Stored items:
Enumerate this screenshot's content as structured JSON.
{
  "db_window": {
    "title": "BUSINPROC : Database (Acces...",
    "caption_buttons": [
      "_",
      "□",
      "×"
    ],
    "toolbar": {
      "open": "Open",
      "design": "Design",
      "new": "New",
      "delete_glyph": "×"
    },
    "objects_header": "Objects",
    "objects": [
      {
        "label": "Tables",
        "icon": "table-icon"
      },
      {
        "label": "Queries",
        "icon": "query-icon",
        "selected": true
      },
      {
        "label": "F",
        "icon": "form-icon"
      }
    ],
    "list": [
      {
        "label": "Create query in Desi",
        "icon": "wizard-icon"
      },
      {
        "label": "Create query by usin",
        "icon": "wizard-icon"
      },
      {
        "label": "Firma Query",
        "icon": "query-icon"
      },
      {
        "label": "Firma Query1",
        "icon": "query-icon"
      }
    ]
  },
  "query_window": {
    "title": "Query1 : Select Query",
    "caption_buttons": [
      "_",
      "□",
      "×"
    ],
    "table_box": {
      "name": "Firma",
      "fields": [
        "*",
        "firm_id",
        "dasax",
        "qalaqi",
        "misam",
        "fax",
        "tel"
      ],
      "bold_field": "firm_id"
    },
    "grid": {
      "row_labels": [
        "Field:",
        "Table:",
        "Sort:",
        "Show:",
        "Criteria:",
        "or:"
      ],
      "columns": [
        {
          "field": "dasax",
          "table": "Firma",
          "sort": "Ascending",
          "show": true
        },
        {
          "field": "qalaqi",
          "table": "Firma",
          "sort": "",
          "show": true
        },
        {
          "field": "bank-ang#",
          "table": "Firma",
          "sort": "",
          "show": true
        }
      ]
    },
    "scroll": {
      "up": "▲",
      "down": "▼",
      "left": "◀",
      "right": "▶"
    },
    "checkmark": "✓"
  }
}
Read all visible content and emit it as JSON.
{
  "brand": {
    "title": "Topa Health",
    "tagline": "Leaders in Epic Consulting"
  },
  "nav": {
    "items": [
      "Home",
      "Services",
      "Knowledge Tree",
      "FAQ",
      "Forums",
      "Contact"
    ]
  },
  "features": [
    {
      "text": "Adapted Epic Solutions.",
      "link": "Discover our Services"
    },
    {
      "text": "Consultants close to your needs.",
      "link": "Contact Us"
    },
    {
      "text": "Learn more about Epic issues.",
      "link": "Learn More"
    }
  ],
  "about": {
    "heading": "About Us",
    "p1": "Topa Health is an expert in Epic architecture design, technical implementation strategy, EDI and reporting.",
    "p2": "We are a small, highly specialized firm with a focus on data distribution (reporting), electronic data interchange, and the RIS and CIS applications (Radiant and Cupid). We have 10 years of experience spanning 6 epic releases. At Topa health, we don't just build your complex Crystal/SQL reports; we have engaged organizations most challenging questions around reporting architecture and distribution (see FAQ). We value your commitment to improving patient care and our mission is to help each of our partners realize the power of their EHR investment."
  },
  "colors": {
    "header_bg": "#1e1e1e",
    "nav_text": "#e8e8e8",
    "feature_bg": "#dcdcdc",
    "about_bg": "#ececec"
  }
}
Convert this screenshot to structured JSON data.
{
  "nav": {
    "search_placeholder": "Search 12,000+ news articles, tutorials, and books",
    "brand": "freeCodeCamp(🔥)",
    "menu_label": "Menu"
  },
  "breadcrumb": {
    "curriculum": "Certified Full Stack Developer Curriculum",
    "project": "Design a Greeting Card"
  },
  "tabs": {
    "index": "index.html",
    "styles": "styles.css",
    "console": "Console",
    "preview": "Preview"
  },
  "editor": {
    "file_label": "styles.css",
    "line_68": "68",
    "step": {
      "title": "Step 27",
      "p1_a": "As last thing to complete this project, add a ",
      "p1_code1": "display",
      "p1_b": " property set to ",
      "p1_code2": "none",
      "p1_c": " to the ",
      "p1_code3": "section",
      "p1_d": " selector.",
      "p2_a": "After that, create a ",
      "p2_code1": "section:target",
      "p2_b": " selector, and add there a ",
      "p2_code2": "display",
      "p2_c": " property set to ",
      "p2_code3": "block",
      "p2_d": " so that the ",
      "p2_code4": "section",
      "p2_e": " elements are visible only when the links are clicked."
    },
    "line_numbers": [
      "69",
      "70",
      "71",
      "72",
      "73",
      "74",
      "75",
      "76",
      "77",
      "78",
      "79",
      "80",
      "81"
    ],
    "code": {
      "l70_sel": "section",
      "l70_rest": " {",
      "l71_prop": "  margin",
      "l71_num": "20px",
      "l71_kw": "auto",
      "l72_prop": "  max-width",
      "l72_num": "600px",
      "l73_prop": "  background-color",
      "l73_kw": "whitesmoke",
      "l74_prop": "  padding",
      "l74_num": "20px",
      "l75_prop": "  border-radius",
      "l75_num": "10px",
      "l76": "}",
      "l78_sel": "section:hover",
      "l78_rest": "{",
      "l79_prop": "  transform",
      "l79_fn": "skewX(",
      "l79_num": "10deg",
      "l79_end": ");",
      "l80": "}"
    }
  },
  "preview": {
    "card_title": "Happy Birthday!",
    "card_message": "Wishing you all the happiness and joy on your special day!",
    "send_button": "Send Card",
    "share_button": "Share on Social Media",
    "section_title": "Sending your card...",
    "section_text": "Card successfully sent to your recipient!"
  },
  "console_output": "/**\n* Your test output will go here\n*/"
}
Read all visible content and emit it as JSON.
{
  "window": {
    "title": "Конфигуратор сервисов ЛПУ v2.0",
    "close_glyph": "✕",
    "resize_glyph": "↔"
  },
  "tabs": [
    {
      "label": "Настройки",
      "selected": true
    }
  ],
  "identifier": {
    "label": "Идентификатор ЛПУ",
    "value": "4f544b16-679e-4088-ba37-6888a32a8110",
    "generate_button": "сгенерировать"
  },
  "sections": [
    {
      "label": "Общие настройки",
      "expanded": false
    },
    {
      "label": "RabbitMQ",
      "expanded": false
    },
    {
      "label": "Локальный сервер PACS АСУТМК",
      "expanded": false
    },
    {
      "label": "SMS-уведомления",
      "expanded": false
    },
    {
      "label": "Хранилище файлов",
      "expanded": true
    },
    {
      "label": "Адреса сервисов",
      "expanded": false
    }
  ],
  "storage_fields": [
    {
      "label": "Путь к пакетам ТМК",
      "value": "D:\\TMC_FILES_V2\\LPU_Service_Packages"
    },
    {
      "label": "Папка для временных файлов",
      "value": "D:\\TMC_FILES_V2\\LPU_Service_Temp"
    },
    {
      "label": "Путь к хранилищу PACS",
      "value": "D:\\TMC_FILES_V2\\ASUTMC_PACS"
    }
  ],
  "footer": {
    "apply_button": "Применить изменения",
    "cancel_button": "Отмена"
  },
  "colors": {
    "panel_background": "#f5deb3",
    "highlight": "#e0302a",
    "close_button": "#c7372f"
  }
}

Job:
Reproduce every entry shown above, precisely as it stands.

Expected answer:
Enumerate this screenshot's content as structured JSON.
{
  "db_window": {
    "title": "BUSINPROC : Database (Acces...",
    "caption_buttons": [
      "_",
      "□",
      "×"
    ],
    "toolbar": {
      "open": "Open",
      "design": "Design",
      "new": "New",
      "delete_glyph": "×"
    },
    "objects_header": "Objects",
    "objects": [
      {
        "label": "Tables",
        "icon": "table-icon"
      },
      {
        "label": "Queries",
        "icon": "query-icon",
        "selected": true
      },
      {
        "label": "F",
        "icon": "form-icon"
      }
    ],
    "list": [
      {
        "label": "Create query in Desi",
        "icon": "wizard-icon"
      },
      {
        "label": "Create query by usin",
        "icon": "wizard-icon"
      },
      {
        "label": "Firma Query",
        "icon": "query-icon"
      },
      {
        "label": "Firma Query1",
        "icon": "query-icon"
      }
    ]
  },
  "query_window": {
    "title": "Query1 : Select Query",
    "caption_buttons": [
      "_",
      "□",
      "×"
    ],
    "table_box": {
      "name": "Firma",
      "fields": [
        "*",
        "firm_id",
        "dasax",
        "qalaqi",
        "misam",
        "fax",
        "tel"
      ],
      "bold_field": "firm_id"
    },
    "grid": {
      "row_labels": [
        "Field:",
        "Table:",
        "Sort:",
        "Show:",
        "Criteria:",
        "or:"
      ],
      "columns": [
        {
          "field": "dasax",
          "table": "Firma",
          "sort": "Ascending",
          "show": true
        },
        {
          "field": "qalaqi",
          "table": "Firma",
          "sort": "",
          "show": true
        },
        {
          "field": "bank-ang#",
          "table": "Firma",
          "sort": "",
          "show": true
        }
      ]
    },
    "scroll": {
      "up": "▲",
      "down": "▼",
      "left": "◀",
      "right": "▶"
    },
    "checkmark": "✓"
  }
}
Read all visible content and emit it as JSON.
{
  "brand": {
    "title": "Topa Health",
    "tagline": "Leaders in Epic Consulting"
  },
  "nav": {
    "items": [
      "Home",
      "Services",
      "Knowledge Tree",
      "FAQ",
      "Forums",
      "Contact"
    ]
  },
  "features": [
    {
      "text": "Adapted Epic Solutions.",
      "link": "Discover our Services"
    },
    {
      "text": "Consultants close to your needs.",
      "link": "Contact Us"
    },
    {
      "text": "Learn more about Epic issues.",
      "link": "Learn More"
    }
  ],
  "about": {
    "heading": "About Us",
    "p1": "Topa Health is an expert in Epic architecture design, technical implementation strategy, EDI and reporting.",
    "p2": "We are a small, highly specialized firm with a focus on data distribution (reporting), electronic data interchange, and the RIS and CIS applications (Radiant and Cupid). We have 10 years of experience spanning 6 epic releases. At Topa health, we don't just build your complex Crystal/SQL reports; we have engaged organizations most challenging questions around reporting architecture and distribution (see FAQ). We value your commitment to improving patient care and our mission is to help each of our partners realize the power of their EHR investment."
  },
  "colors": {
    "header_bg": "#1e1e1e",
    "nav_text": "#e8e8e8",
    "feature_bg": "#dcdcdc",
    "about_bg": "#ececec"
  }
}
Convert this screenshot to structured JSON data.
{
  "nav": {
    "search_placeholder": "Search 12,000+ news articles, tutorials, and books",
    "brand": "freeCodeCamp(🔥)",
    "menu_label": "Menu"
  },
  "breadcrumb": {
    "curriculum": "Certified Full Stack Developer Curriculum",
    "project": "Design a Greeting Card"
  },
  "tabs": {
    "index": "index.html",
    "styles": "styles.css",
    "console": "Console",
    "preview": "Preview"
  },
  "editor": {
    "file_label": "styles.css",
    "line_68": "68",
    "step": {
      "title": "Step 27",
      "p1_a": "As last thing to complete this project, add a ",
      "p1_code1": "display",
      "p1_b": " property set to ",
      "p1_code2": "none",
      "p1_c": " to the ",
      "p1_code3": "section",
      "p1_d": " selector.",
      "p2_a": "After that, create a ",
      "p2_code1": "section:target",
      "p2_b": " selector, and add there a ",
      "p2_code2": "display",
      "p2_c": " property set to ",
      "p2_code3": "block",
      "p2_d": " so that the ",
      "p2_code4": "section",
      "p2_e": " elements are visible only when the links are clicked."
    },
    "line_numbers": [
      "69",
      "70",
      "71",
      "72",
      "73",
      "74",
      "75",
      "76",
      "77",
      "78",
      "79",
      "80",
      "81"
    ],
    "code": {
      "l70_sel": "section",
      "l70_rest": " {",
      "l71_prop": "  margin",
      "l71_num": "20px",
      "l71_kw": "auto",
      "l72_prop": "  max-width",
      "l72_num": "600px",
      "l73_prop": "  background-color",
      "l73_kw": "whitesmoke",
      "l74_prop": "  padding",
      "l74_num": "20px",
      "l75_prop": "  border-radius",
      "l75_num": "10px",
      "l76": "}",
      "l78_sel": "section:hover",
      "l78_rest": "{",
      "l79_prop": "  transform",
      "l79_fn": "skewX(",
      "l79_num": "10deg",
      "l79_end": ");",
      "l80": "}"
    }
  },
  "preview": {
    "card_title": "Happy Birthday!",
    "card_message": "Wishing you all the happiness and joy on your special day!",
    "send_button": "Send Card",
    "share_button": "Share on Social Media",
    "section_title": "Sending your card...",
    "section_text": "Card successfully sent to your recipient!"
  },
  "console_output": "/**\n* Your test output will go here\n*/"
}
Read all visible content and emit it as JSON.
{
  "window": {
    "title": "Конфигуратор сервисов ЛПУ v2.0",
    "close_glyph": "✕",
    "resize_glyph": "↔"
  },
  "tabs": [
    {
      "label": "Настройки",
      "selected": true
    }
  ],
  "identifier": {
    "label": "Идентификатор ЛПУ",
    "value": "4f544b16-679e-4088-ba37-6888a32a8110",
    "generate_button": "сгенерировать"
  },
  "sections": [
    {
      "label": "Общие настройки",
      "expanded": false
    },
    {
      "label": "RabbitMQ",
      "expanded": false
    },
    {
      "label": "Локальный сервер PACS АСУТМК",
      "expanded": false
    },
    {
      "label": "SMS-уведомления",
      "expanded": false
    },
    {
      "label": "Хранилище файлов",
      "expanded": true
    },
    {
      "label": "Адреса сервисов",
      "expanded": false
    }
  ],
  "storage_fields": [
    {
      "label": "Путь к пакетам ТМК",
      "value": "D:\\TMC_FILES_V2\\LPU_Service_Packages"
    },
    {
      "label": "Папка для временных файлов",
      "value": "D:\\TMC_FILES_V2\\LPU_Service_Temp"
    },
    {
      "label": "Путь к хранилищу PACS",
      "value": "D:\\TMC_FILES_V2\\ASUTMC_PACS"
    }
  ],
  "footer": {
    "apply_button": "Применить изменения",
    "cancel_button": "Отмена"
  },
  "colors": {
    "panel_background": "#f5deb3",
    "highlight": "#e0302a",
    "close_button": "#c7372f"
  }
}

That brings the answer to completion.